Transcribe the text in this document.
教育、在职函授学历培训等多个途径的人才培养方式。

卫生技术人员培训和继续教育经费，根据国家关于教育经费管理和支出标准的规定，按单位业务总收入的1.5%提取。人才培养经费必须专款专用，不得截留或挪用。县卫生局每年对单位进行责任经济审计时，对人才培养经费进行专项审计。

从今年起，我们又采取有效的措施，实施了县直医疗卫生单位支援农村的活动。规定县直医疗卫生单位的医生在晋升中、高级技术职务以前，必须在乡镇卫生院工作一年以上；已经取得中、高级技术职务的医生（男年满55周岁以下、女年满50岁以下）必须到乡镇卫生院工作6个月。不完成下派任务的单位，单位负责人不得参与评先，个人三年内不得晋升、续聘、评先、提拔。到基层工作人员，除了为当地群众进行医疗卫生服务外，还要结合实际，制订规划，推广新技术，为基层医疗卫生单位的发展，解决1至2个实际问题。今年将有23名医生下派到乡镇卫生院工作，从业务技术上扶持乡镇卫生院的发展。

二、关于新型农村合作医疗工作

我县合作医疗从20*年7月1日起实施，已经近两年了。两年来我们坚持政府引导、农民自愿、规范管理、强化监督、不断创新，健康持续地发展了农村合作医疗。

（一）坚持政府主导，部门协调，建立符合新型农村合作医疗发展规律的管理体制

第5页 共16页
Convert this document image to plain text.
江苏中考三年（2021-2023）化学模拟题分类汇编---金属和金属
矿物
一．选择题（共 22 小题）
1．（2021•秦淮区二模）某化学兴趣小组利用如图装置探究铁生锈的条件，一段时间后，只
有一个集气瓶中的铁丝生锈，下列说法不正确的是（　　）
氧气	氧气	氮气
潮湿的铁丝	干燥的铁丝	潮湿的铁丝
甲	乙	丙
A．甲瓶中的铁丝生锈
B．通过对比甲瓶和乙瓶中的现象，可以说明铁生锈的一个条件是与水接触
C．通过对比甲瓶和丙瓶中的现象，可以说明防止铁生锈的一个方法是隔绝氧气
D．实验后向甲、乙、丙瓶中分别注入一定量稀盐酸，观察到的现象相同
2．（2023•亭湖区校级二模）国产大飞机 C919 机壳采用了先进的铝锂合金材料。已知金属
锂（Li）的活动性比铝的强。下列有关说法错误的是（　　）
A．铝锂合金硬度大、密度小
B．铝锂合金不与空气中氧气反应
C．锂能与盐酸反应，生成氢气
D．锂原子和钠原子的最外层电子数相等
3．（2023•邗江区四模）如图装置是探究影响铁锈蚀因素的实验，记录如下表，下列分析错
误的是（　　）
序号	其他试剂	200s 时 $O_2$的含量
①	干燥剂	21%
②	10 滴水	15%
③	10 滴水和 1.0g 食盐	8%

* Required task *
Return, word for word, every line from the line with "Convert this document image to plain text." to the final line of the data.

* Exercise response *
Convert this document image to plain text.
江苏中考三年（2021-2023）化学模拟题分类汇编---金属和金属
矿物
一．选择题（共 22 小题）
1．（2021•秦淮区二模）某化学兴趣小组利用如图装置探究铁生锈的条件，一段时间后，只
有一个集气瓶中的铁丝生锈，下列说法不正确的是（　　）
氧气	氧气	氮气
潮湿的铁丝	干燥的铁丝	潮湿的铁丝
甲	乙	丙
A．甲瓶中的铁丝生锈
B．通过对比甲瓶和乙瓶中的现象，可以说明铁生锈的一个条件是与水接触
C．通过对比甲瓶和丙瓶中的现象，可以说明防止铁生锈的一个方法是隔绝氧气
D．实验后向甲、乙、丙瓶中分别注入一定量稀盐酸，观察到的现象相同
2．（2023•亭湖区校级二模）国产大飞机 C919 机壳采用了先进的铝锂合金材料。已知金属
锂（Li）的活动性比铝的强。下列有关说法错误的是（　　）
A．铝锂合金硬度大、密度小
B．铝锂合金不与空气中氧气反应
C．锂能与盐酸反应，生成氢气
D．锂原子和钠原子的最外层电子数相等
3．（2023•邗江区四模）如图装置是探究影响铁锈蚀因素的实验，记录如下表，下列分析错
误的是（　　）
序号	其他试剂	200s 时 $O_2$的含量
①	干燥剂	21%
②	10 滴水	15%
③	10 滴水和 1.0g 食盐	8%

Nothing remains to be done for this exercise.